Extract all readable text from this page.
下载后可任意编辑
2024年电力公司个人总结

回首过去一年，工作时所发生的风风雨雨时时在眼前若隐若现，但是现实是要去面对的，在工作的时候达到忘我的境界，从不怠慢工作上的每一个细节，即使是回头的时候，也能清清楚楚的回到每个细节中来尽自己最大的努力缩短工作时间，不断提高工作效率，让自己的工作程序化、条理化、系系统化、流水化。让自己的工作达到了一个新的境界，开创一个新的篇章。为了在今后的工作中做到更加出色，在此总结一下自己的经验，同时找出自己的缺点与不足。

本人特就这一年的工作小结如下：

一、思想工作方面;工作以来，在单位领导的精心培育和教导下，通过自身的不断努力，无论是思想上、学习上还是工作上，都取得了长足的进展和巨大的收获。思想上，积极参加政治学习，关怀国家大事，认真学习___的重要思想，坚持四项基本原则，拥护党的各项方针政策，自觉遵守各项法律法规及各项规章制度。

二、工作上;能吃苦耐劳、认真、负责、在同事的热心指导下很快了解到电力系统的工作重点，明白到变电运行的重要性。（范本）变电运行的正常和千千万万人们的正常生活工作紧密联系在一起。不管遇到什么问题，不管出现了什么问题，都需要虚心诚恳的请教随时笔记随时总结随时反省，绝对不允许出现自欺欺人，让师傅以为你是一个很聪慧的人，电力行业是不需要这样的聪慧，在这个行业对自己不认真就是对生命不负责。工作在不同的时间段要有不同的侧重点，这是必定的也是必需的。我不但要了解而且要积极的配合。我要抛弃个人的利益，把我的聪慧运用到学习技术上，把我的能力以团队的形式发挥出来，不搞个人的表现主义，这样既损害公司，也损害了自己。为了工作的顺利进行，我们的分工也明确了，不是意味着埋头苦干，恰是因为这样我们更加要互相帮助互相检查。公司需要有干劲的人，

---

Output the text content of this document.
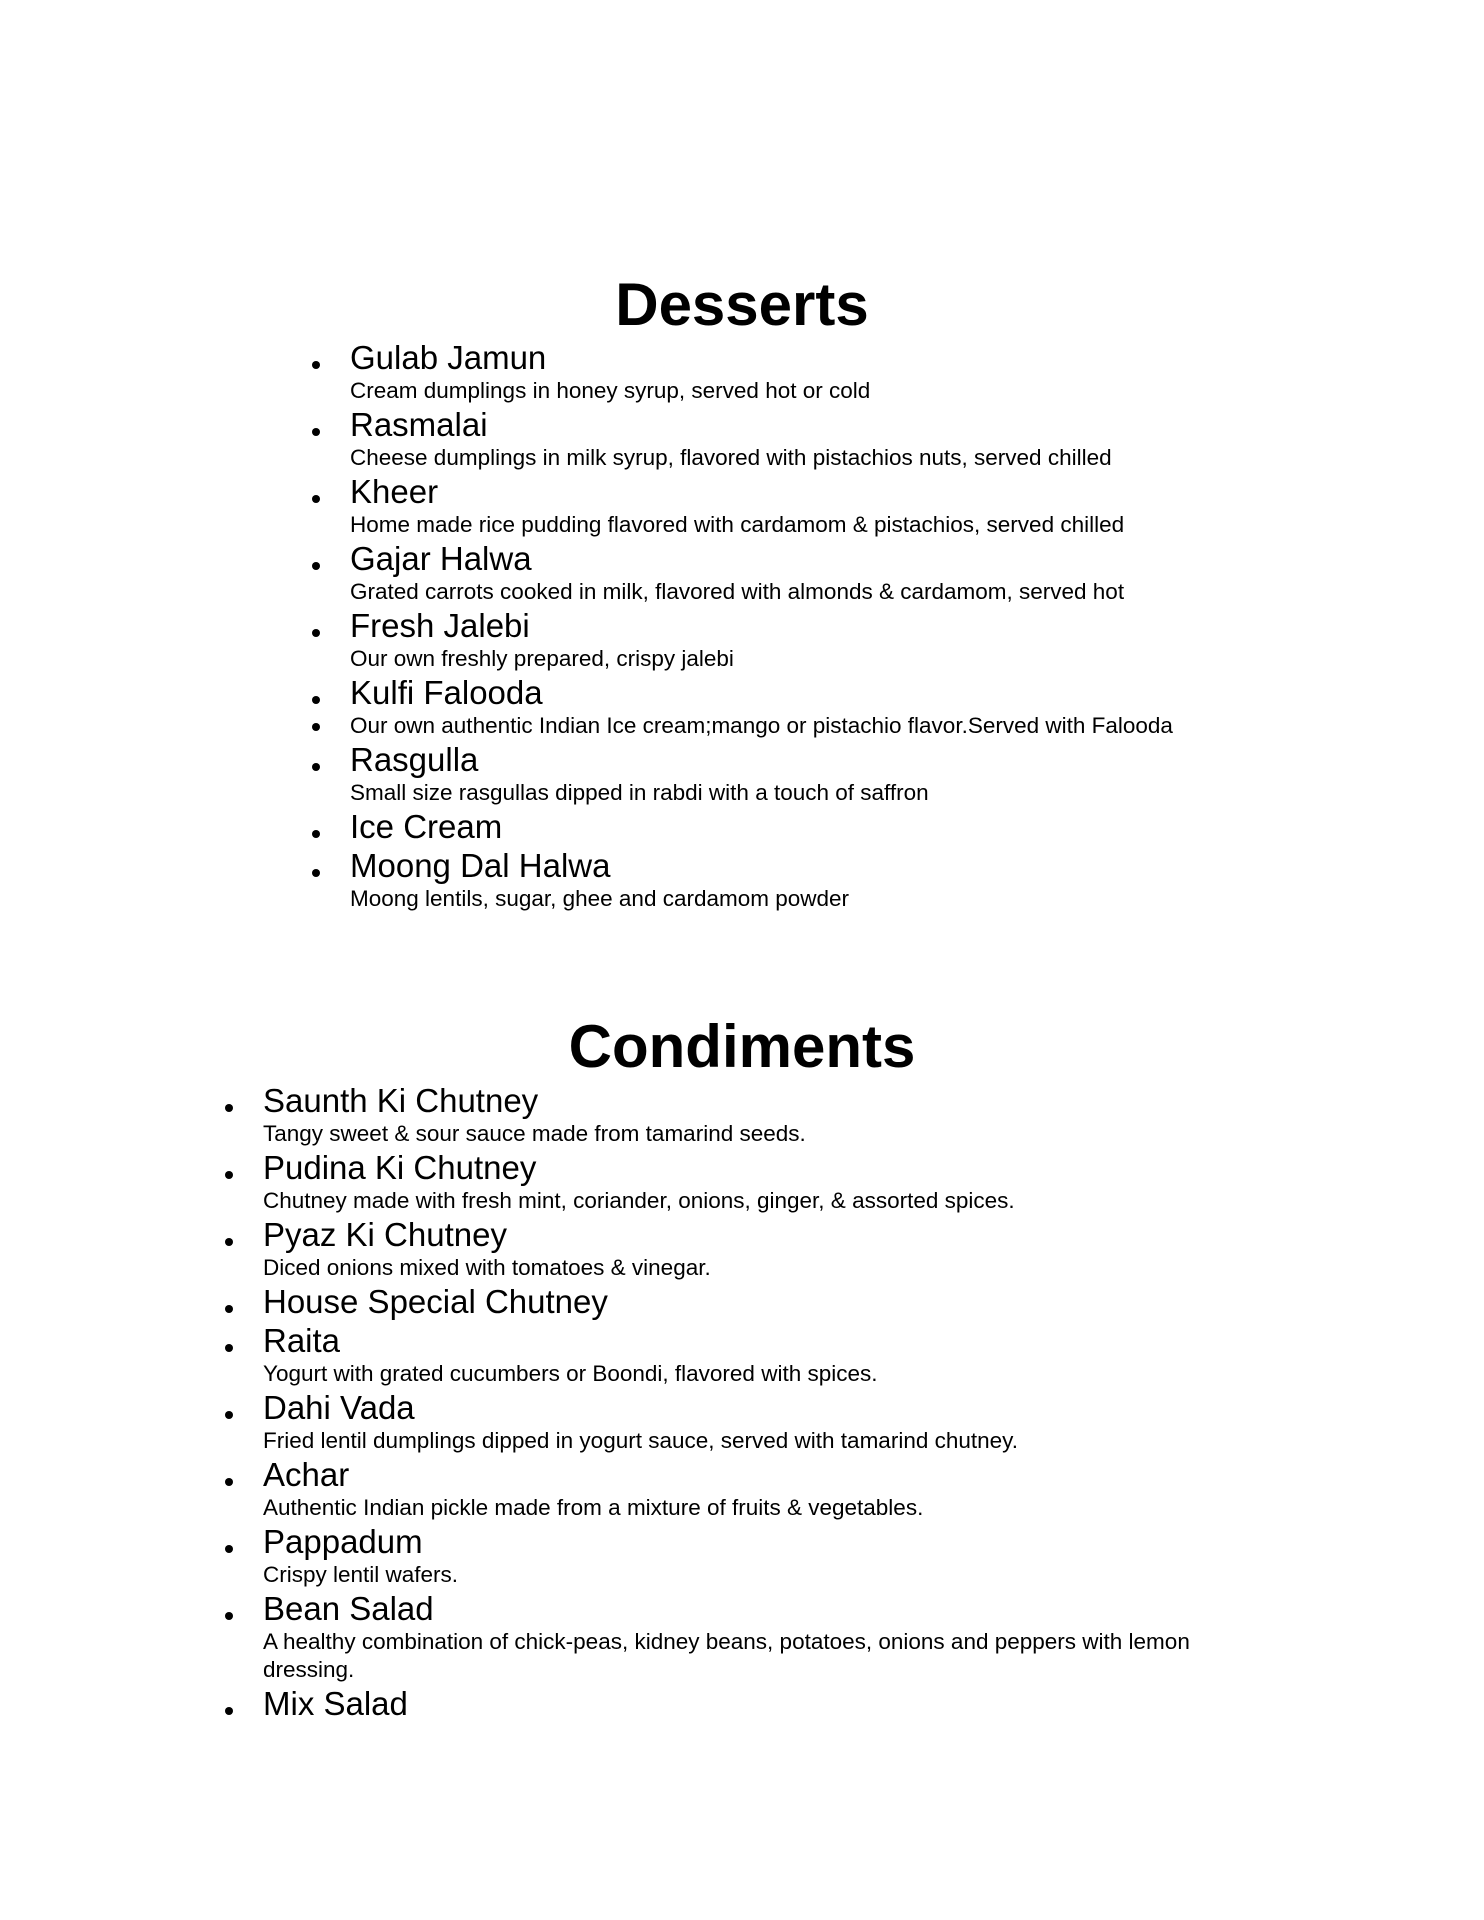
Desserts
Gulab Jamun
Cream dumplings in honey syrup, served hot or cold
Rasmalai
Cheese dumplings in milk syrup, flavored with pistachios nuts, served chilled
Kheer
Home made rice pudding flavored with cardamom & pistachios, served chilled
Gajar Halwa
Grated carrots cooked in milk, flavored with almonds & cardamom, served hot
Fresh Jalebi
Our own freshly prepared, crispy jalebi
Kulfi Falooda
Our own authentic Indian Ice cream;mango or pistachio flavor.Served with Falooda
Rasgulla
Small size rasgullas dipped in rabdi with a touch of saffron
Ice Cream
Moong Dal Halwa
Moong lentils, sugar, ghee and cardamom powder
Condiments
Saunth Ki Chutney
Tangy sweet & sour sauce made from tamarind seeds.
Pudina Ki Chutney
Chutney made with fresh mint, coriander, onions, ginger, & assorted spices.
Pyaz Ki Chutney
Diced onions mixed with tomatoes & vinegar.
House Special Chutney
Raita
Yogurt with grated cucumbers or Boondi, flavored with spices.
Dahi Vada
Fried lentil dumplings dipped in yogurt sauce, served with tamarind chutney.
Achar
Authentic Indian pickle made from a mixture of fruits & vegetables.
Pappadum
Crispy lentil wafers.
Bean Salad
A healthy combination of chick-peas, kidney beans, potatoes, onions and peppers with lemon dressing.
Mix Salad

* **Instructions to follow**: List every line above containing the word "text".

* **Solution**:
Extract all readable text from this page.
Output the text content of this document.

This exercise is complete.